▶ _Data to process_:
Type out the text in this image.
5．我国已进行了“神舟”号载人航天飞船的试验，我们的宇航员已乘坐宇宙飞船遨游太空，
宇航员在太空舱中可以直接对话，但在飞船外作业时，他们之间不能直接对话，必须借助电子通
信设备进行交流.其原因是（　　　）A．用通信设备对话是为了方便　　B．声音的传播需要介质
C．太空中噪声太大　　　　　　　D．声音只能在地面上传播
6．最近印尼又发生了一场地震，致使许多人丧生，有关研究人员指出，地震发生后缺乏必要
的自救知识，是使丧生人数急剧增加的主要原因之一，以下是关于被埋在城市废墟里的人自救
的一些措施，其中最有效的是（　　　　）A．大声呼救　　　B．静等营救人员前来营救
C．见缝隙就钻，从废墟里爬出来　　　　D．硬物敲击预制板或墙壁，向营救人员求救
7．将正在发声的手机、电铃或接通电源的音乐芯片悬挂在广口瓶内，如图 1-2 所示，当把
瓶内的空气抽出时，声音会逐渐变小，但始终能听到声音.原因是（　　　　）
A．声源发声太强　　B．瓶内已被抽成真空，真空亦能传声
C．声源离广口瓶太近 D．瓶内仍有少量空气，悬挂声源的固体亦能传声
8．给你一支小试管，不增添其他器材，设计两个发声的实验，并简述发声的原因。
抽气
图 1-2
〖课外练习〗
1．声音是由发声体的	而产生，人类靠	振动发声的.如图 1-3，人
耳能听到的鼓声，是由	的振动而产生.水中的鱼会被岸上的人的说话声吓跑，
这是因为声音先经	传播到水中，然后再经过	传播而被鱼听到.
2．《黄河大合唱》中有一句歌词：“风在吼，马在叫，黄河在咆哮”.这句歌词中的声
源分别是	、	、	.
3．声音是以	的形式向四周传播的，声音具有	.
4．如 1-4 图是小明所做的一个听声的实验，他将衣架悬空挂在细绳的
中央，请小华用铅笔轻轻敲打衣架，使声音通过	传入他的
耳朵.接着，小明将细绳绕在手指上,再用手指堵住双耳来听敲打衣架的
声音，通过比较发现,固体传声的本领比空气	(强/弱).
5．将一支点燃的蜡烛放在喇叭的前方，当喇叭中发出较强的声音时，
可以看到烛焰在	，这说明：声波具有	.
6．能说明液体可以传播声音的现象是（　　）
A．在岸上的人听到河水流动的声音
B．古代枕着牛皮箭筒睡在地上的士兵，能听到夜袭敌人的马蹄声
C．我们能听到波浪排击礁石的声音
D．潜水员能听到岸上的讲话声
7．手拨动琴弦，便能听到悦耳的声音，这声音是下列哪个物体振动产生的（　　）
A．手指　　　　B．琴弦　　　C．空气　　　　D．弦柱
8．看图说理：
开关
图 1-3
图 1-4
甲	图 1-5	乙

▶ _What to do_:
Your task is to quote the listing above word for word.

▶ _Response_:
Type out the text in this image.
5．我国已进行了“神舟”号载人航天飞船的试验，我们的宇航员已乘坐宇宙飞船遨游太空，
宇航员在太空舱中可以直接对话，但在飞船外作业时，他们之间不能直接对话，必须借助电子通
信设备进行交流.其原因是（　　　）A．用通信设备对话是为了方便　　B．声音的传播需要介质
C．太空中噪声太大　　　　　　　D．声音只能在地面上传播
6．最近印尼又发生了一场地震，致使许多人丧生，有关研究人员指出，地震发生后缺乏必要
的自救知识，是使丧生人数急剧增加的主要原因之一，以下是关于被埋在城市废墟里的人自救
的一些措施，其中最有效的是（　　　　）A．大声呼救　　　B．静等营救人员前来营救
C．见缝隙就钻，从废墟里爬出来　　　　D．硬物敲击预制板或墙壁，向营救人员求救
7．将正在发声的手机、电铃或接通电源的音乐芯片悬挂在广口瓶内，如图 1-2 所示，当把
瓶内的空气抽出时，声音会逐渐变小，但始终能听到声音.原因是（　　　　）
A．声源发声太强　　B．瓶内已被抽成真空，真空亦能传声
C．声源离广口瓶太近 D．瓶内仍有少量空气，悬挂声源的固体亦能传声
8．给你一支小试管，不增添其他器材，设计两个发声的实验，并简述发声的原因。
抽气
图 1-2
〖课外练习〗
1．声音是由发声体的	而产生，人类靠	振动发声的.如图 1-3，人
耳能听到的鼓声，是由	的振动而产生.水中的鱼会被岸上的人的说话声吓跑，
这是因为声音先经	传播到水中，然后再经过	传播而被鱼听到.
2．《黄河大合唱》中有一句歌词：“风在吼，马在叫，黄河在咆哮”.这句歌词中的声
源分别是	、	、	.
3．声音是以	的形式向四周传播的，声音具有	.
4．如 1-4 图是小明所做的一个听声的实验，他将衣架悬空挂在细绳的
中央，请小华用铅笔轻轻敲打衣架，使声音通过	传入他的
耳朵.接着，小明将细绳绕在手指上,再用手指堵住双耳来听敲打衣架的
声音，通过比较发现,固体传声的本领比空气	(强/弱).
5．将一支点燃的蜡烛放在喇叭的前方，当喇叭中发出较强的声音时，
可以看到烛焰在	，这说明：声波具有	.
6．能说明液体可以传播声音的现象是（　　）
A．在岸上的人听到河水流动的声音
B．古代枕着牛皮箭筒睡在地上的士兵，能听到夜袭敌人的马蹄声
C．我们能听到波浪排击礁石的声音
D．潜水员能听到岸上的讲话声
7．手拨动琴弦，便能听到悦耳的声音，这声音是下列哪个物体振动产生的（　　）
A．手指　　　　B．琴弦　　　C．空气　　　　D．弦柱
8．看图说理：
开关
图 1-3
图 1-4
甲	图 1-5	乙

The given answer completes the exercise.